Written exercise ::
Copy out every line in which the string "HSPX" occurs.

***** Data to process

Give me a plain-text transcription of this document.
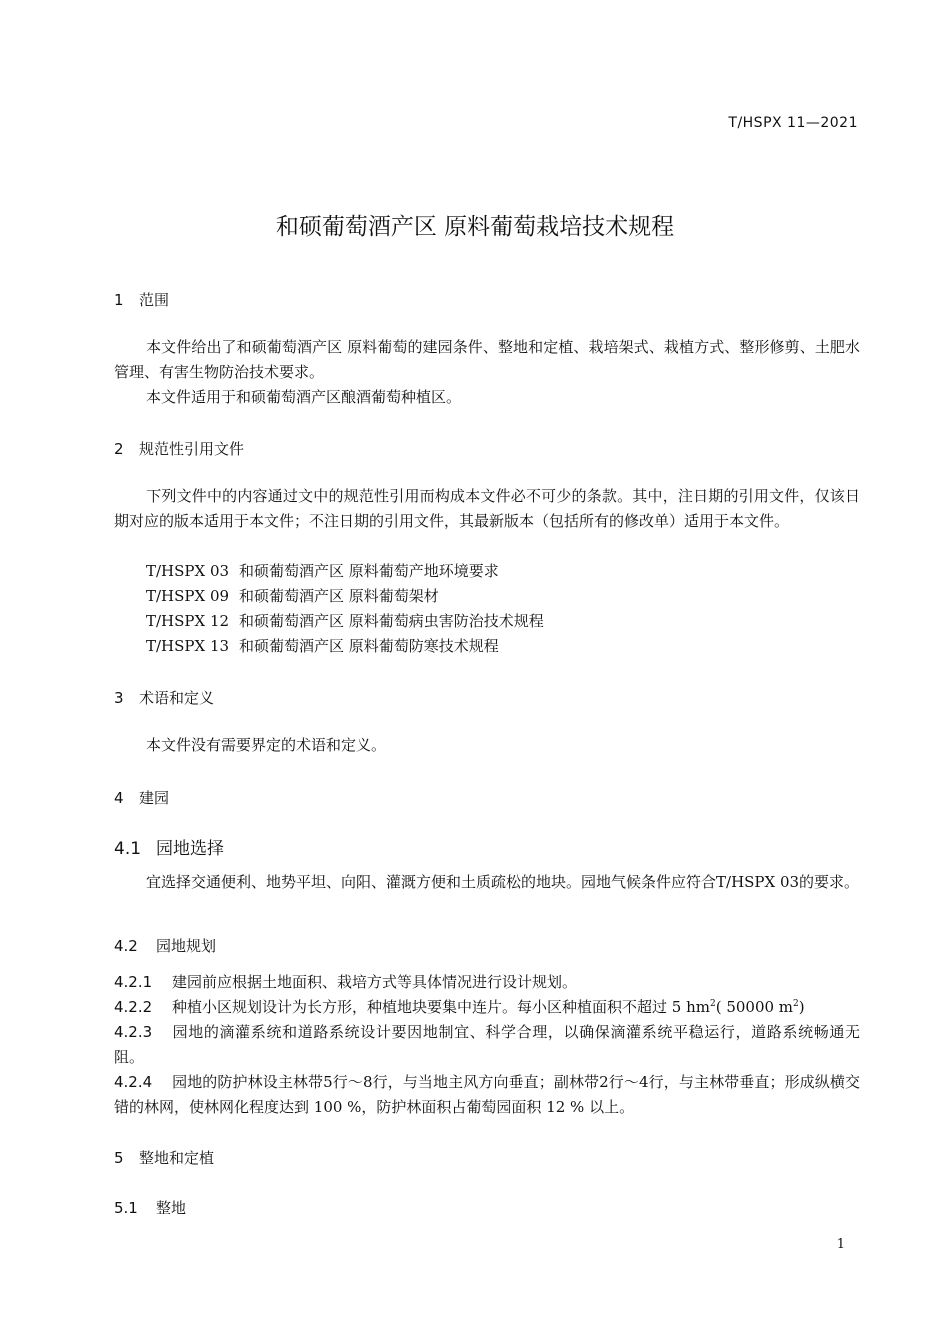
T/HSPX 11—2021
和硕葡萄酒产区 原料葡萄栽培技术规程
1 范围
本文件给出了和硕葡萄酒产区 原料葡萄的建园条件、整地和定植、栽培架式、栽植方式、整形修剪、土肥水管理、有害生物防治技术要求。
本文件适用于和硕葡萄酒产区酿酒葡萄种植区。
2 规范性引用文件
下列文件中的内容通过文中的规范性引用而构成本文件必不可少的条款。其中，注日期的引用文件，仅该日期对应的版本适用于本文件；不注日期的引用文件，其最新版本（包括所有的修改单）适用于本文件。
T/HSPX 03 和硕葡萄酒产区 原料葡萄产地环境要求
T/HSPX 09 和硕葡萄酒产区 原料葡萄架材
T/HSPX 12 和硕葡萄酒产区 原料葡萄病虫害防治技术规程
T/HSPX 13 和硕葡萄酒产区 原料葡萄防寒技术规程
3 术语和定义
本文件没有需要界定的术语和定义。
4 建园
4.1 园地选择
宜选择交通便利、地势平坦、向阳、灌溉方便和土质疏松的地块。园地气候条件应符合T/HSPX 03的要求。
4.2 园地规划
4.2.1 建园前应根据土地面积、栽培方式等具体情况进行设计规划。
4.2.2 种植小区规划设计为长方形，种植地块要集中连片。每小区种植面积不超过 5 $hm^2$( 50000 $m^2$)
4.2.3 园地的滴灌系统和道路系统设计要因地制宜、科学合理，以确保滴灌系统平稳运行，道路系统畅通无阻。
4.2.4 园地的防护林设主林带5行～8行，与当地主风方向垂直；副林带2行～4行，与主林带垂直；形成纵横交错的林网，使林网化程度达到 100 %，防护林面积占葡萄园面积 12 % 以上。
5 整地和定植
5.1 整地
1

**********

Full solution ::
T/HSPX 11—2021
T/HSPX 03 和硕葡萄酒产区 原料葡萄产地环境要求
T/HSPX 09 和硕葡萄酒产区 原料葡萄架材
T/HSPX 12 和硕葡萄酒产区 原料葡萄病虫害防治技术规程
T/HSPX 13 和硕葡萄酒产区 原料葡萄防寒技术规程
宜选择交通便利、地势平坦、向阳、灌溉方便和土质疏松的地块。园地气候条件应符合T/HSPX 03的要求。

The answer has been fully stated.